WHAT NEEDS TO BE DONE
Extract each line of the records below that contains the word "title".

RECORDS SUPPLIED
========================================================================
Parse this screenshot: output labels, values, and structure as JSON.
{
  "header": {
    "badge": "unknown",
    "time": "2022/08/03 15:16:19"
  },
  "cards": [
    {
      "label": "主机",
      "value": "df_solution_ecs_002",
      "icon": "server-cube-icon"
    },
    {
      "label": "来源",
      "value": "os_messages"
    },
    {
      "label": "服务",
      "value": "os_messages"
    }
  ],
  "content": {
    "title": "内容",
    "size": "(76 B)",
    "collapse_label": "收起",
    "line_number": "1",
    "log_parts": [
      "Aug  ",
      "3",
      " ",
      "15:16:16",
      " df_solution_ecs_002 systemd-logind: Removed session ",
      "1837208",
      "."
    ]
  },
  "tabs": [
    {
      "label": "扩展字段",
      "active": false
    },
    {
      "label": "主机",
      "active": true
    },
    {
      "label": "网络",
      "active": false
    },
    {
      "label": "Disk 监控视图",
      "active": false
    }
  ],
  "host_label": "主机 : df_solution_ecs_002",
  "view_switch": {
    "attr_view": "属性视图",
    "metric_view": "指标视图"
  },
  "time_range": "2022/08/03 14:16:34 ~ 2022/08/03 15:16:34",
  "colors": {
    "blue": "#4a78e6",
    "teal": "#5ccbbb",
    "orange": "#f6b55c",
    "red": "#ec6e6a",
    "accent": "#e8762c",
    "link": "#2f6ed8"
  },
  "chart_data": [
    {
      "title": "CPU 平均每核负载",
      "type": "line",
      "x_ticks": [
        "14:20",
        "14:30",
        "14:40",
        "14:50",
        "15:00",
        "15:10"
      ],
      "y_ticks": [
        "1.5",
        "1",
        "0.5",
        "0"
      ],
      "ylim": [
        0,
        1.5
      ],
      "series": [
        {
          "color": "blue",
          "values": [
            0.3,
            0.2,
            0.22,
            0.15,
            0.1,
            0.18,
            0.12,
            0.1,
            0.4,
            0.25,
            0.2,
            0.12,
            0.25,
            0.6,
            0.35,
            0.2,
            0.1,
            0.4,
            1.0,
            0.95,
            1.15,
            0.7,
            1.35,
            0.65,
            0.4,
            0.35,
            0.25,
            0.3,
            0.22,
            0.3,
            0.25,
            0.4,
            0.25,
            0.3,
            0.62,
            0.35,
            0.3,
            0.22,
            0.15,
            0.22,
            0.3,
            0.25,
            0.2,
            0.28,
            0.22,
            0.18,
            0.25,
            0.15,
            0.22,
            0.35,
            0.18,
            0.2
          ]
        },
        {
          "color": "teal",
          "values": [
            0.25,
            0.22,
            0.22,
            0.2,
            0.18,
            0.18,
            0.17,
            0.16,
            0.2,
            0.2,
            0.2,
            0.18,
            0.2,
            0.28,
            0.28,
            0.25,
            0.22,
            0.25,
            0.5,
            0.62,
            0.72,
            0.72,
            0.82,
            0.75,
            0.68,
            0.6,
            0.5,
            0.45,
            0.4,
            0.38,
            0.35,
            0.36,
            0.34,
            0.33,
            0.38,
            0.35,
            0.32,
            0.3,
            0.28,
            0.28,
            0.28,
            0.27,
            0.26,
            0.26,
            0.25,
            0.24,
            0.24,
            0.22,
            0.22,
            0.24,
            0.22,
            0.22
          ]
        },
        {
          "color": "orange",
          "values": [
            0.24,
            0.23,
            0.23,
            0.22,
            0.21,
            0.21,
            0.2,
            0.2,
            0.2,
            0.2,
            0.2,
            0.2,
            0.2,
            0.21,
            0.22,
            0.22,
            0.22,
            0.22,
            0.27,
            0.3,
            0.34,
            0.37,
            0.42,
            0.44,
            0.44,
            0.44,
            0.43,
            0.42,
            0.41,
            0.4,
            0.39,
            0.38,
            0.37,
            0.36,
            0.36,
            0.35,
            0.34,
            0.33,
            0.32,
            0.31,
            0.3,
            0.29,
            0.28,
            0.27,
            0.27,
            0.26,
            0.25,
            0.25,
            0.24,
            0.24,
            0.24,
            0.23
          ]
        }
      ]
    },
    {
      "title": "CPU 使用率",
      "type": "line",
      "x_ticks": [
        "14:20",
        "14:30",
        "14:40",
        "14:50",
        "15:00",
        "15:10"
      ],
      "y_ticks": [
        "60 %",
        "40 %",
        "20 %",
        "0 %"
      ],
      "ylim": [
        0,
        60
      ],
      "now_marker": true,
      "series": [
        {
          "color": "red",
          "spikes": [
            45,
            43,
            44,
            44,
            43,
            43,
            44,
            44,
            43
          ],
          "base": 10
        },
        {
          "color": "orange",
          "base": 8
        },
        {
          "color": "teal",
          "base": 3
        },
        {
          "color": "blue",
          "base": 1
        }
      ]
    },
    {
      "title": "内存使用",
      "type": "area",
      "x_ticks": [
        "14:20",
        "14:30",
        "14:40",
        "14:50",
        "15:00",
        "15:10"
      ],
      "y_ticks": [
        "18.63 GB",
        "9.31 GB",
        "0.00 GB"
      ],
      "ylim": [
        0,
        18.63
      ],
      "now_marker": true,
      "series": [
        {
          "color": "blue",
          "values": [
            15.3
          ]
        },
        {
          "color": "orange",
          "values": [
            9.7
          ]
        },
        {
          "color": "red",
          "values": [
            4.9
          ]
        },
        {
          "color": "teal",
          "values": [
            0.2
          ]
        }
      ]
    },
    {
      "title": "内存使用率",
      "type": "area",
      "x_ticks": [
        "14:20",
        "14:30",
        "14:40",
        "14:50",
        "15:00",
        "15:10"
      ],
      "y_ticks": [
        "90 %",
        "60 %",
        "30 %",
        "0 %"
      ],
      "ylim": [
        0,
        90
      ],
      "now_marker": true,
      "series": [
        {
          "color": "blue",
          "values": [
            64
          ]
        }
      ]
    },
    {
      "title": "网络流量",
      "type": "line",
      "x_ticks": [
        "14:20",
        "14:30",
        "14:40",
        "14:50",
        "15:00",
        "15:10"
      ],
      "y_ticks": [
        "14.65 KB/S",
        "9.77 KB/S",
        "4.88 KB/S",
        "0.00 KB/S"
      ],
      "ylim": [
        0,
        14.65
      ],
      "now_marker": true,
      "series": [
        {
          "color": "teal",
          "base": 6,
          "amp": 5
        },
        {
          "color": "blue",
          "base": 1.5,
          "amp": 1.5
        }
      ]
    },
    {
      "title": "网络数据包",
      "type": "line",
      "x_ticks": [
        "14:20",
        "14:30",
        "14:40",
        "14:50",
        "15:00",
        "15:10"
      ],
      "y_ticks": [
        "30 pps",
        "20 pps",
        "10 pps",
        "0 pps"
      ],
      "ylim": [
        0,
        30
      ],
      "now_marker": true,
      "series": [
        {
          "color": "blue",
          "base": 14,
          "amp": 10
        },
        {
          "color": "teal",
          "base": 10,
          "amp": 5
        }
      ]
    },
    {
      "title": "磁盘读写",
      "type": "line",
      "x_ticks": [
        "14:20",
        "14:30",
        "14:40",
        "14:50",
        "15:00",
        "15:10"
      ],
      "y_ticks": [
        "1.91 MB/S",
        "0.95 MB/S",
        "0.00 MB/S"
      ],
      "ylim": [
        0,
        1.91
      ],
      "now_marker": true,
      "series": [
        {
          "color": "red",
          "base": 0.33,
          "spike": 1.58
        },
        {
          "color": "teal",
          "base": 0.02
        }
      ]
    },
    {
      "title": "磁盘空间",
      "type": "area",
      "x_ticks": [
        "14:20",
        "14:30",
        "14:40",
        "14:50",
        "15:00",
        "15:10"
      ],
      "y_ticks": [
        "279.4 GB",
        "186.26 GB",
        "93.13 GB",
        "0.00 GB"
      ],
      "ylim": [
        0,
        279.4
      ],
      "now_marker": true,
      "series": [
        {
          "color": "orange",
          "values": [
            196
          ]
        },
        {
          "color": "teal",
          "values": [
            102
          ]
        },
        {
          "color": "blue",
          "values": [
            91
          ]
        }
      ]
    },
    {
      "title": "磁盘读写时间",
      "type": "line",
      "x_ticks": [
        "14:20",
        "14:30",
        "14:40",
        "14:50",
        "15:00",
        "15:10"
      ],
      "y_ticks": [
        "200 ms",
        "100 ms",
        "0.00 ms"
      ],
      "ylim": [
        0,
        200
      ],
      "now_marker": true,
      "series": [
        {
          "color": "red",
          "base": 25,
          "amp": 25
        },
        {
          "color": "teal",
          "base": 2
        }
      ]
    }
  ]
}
========================================================================
PROBLEM SOLUTION
    "title": "内容",
      "title": "CPU 平均每核负载",
      "title": "CPU 使用率",
      "title": "内存使用",
      "title": "内存使用率",
      "title": "网络流量",
      "title": "网络数据包",
      "title": "磁盘读写",
      "title": "磁盘空间",
      "title": "磁盘读写时间",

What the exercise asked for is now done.